─── PROVIDED DATA

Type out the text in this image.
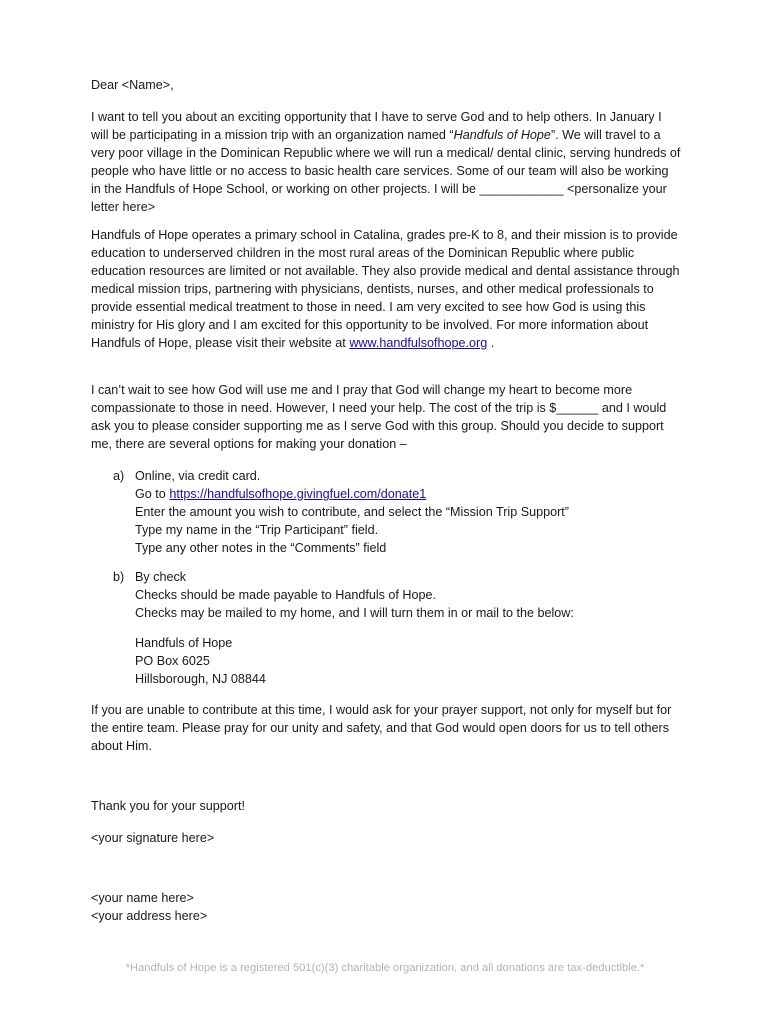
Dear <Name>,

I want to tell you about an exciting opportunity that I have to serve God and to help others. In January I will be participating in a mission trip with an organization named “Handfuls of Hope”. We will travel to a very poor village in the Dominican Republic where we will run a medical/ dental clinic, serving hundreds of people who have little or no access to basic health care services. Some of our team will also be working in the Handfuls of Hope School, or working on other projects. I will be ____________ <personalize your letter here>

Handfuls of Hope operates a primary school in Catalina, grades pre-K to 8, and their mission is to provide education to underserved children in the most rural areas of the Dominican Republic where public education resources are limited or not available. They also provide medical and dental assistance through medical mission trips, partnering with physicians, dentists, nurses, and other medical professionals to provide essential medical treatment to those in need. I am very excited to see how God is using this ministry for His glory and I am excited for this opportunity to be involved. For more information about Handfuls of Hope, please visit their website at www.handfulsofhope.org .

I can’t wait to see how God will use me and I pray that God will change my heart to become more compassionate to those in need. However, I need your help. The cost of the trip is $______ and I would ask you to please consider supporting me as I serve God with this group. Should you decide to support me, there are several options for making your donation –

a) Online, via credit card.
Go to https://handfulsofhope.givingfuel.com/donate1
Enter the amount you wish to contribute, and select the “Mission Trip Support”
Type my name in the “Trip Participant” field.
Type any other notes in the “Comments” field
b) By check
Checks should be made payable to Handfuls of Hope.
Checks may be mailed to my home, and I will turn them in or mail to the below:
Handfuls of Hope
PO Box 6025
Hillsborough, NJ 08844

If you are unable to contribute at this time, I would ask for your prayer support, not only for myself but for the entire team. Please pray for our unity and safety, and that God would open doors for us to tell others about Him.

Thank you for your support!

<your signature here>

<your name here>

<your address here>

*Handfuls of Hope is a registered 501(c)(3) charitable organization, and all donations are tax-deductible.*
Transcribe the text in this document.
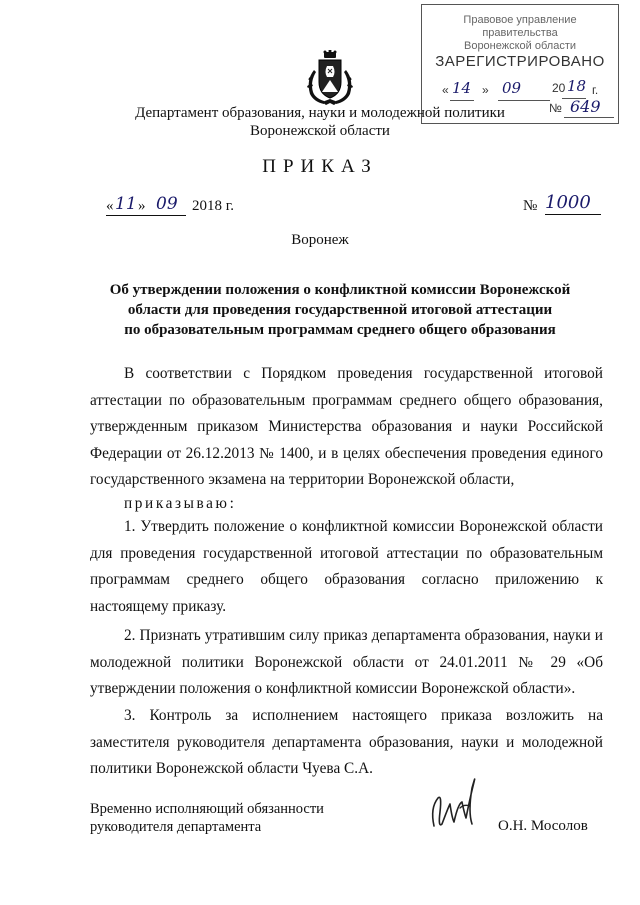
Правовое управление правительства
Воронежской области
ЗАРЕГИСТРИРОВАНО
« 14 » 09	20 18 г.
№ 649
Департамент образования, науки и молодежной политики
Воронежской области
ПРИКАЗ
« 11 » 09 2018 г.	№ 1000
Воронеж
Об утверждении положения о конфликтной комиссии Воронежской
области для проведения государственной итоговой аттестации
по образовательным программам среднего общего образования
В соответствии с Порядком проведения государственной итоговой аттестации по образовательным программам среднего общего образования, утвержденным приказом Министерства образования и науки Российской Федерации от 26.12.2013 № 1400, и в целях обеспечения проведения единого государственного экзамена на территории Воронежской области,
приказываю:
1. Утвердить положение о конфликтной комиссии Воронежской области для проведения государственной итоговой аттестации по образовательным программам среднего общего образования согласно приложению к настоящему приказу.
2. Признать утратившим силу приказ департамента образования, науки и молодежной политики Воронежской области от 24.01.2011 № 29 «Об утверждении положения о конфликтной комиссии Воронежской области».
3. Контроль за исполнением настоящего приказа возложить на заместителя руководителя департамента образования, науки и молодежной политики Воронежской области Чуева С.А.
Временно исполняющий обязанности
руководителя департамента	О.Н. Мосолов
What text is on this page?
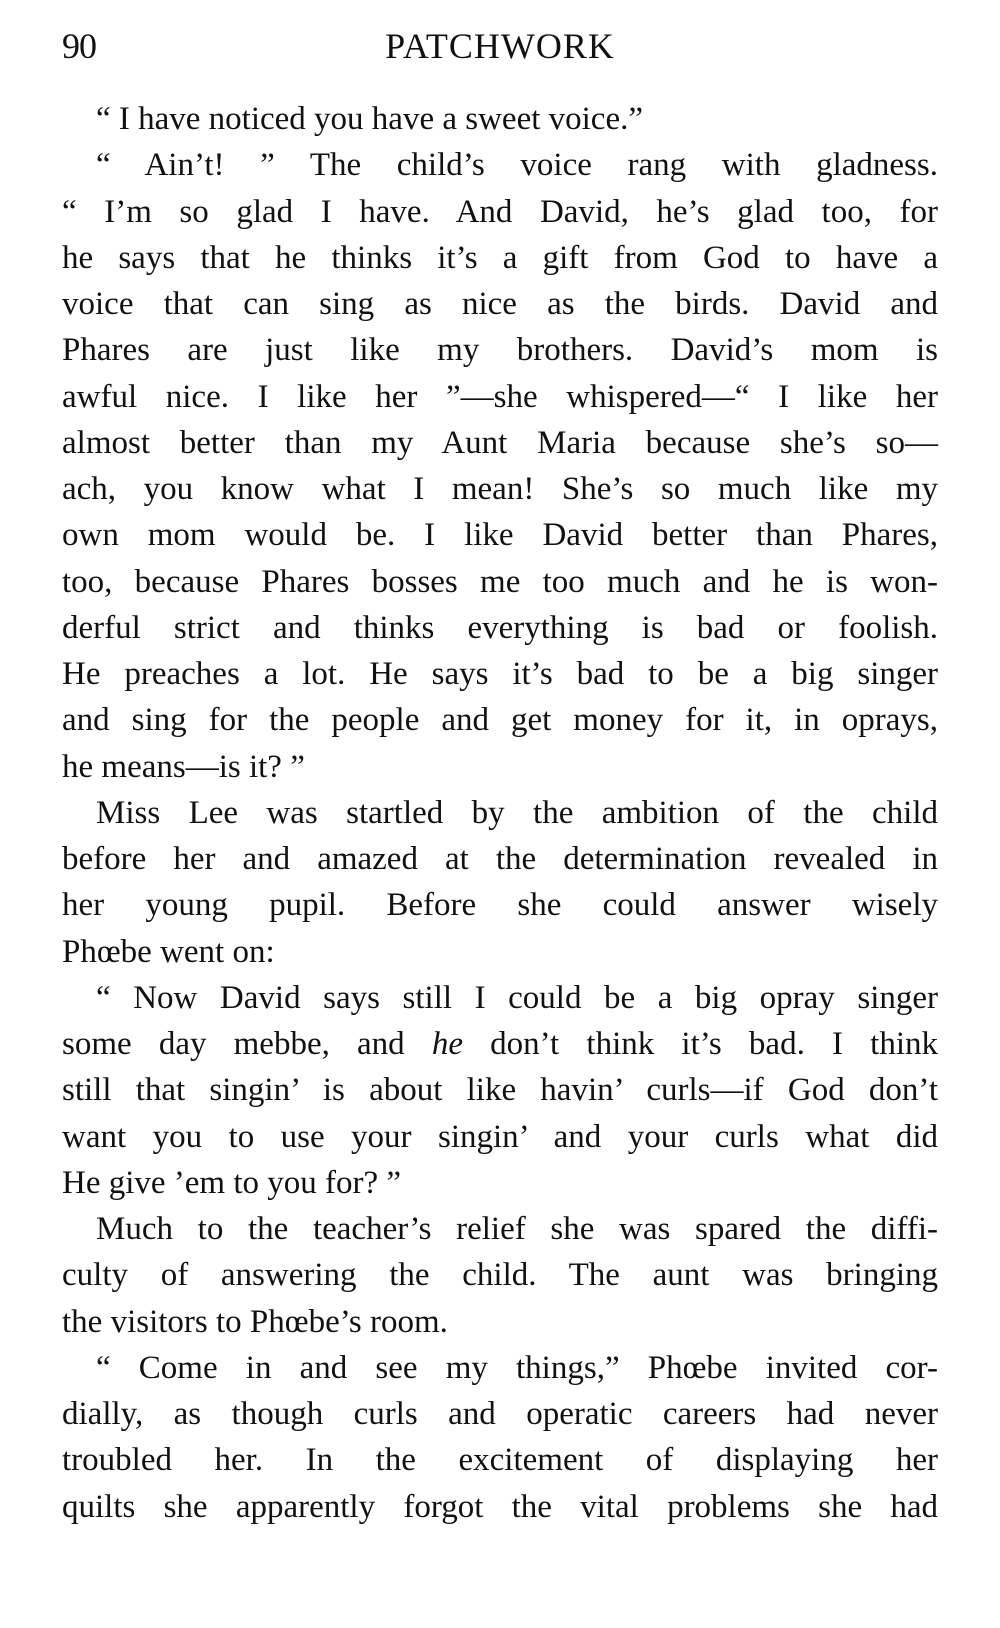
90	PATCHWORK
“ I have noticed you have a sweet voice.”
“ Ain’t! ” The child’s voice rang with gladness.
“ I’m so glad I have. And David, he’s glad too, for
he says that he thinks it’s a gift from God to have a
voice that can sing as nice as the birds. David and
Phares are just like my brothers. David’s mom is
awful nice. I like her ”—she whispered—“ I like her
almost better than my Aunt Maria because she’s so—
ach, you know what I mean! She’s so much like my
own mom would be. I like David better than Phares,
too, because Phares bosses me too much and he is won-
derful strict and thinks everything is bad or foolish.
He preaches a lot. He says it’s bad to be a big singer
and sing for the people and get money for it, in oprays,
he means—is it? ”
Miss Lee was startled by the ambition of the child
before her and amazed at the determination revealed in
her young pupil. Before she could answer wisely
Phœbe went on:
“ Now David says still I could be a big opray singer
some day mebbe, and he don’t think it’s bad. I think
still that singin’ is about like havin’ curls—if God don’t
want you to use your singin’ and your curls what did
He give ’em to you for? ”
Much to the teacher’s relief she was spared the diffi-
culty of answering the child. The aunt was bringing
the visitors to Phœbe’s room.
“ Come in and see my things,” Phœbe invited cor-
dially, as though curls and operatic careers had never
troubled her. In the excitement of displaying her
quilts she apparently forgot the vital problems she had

──────

Your answer should be one number: how many lines in the material above contain the string "like".

5